◆ **Dataset excerpt**
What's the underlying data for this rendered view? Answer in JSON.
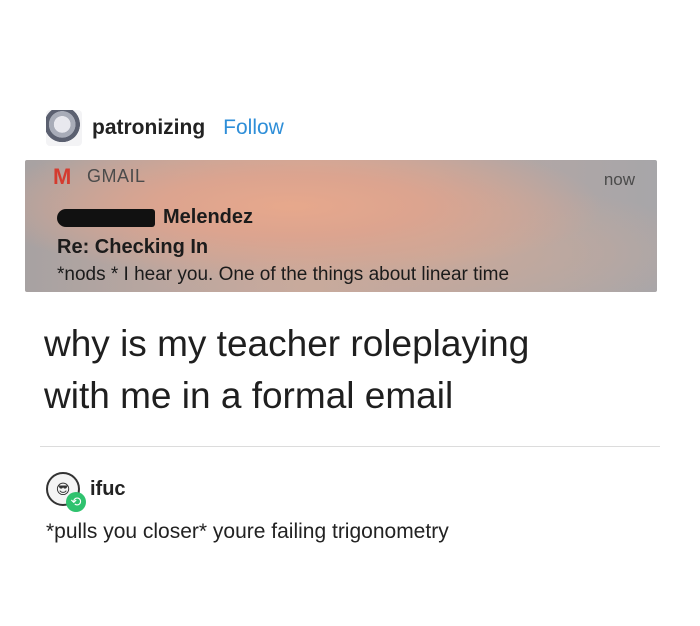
{
  "post": {
    "author": "patronizing",
    "follow_label": "Follow"
  },
  "notification": {
    "app_name": "GMAIL",
    "time": "now",
    "sender": "Melendez",
    "subject": "Re: Checking In",
    "preview": "*nods * I hear you. One of the things about linear time"
  },
  "caption": {
    "line1": "why is my teacher roleplaying",
    "line2": "with me in a formal email"
  },
  "reblog": {
    "author": "ifuc",
    "text": "*pulls you closer* youre failing trigonometry"
  },
  "colors": {
    "follow_link": "#2e8ed8",
    "gmail_red": "#d43b2f",
    "reblog_badge": "#2fc26e"
  },
  "icons": {
    "gmail": "gmail-logo-icon",
    "avatar": "user-avatar-icon",
    "reblog": "reblog-icon"
  }
}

◆ **EXERCISE BRIEF**
Copy every line of the data exactly as written, excluding the pictures.

◆ **REPLY**
What's the underlying data for this rendered view? Answer in JSON.
{
  "post": {
    "author": "patronizing",
    "follow_label": "Follow"
  },
  "notification": {
    "app_name": "GMAIL",
    "time": "now",
    "sender": "Melendez",
    "subject": "Re: Checking In",
    "preview": "*nods * I hear you. One of the things about linear time"
  },
  "caption": {
    "line1": "why is my teacher roleplaying",
    "line2": "with me in a formal email"
  },
  "reblog": {
    "author": "ifuc",
    "text": "*pulls you closer* youre failing trigonometry"
  },
  "colors": {
    "follow_link": "#2e8ed8",
    "gmail_red": "#d43b2f",
    "reblog_badge": "#2fc26e"
  },
  "icons": {
    "gmail": "gmail-logo-icon",
    "avatar": "user-avatar-icon",
    "reblog": "reblog-icon"
  }
}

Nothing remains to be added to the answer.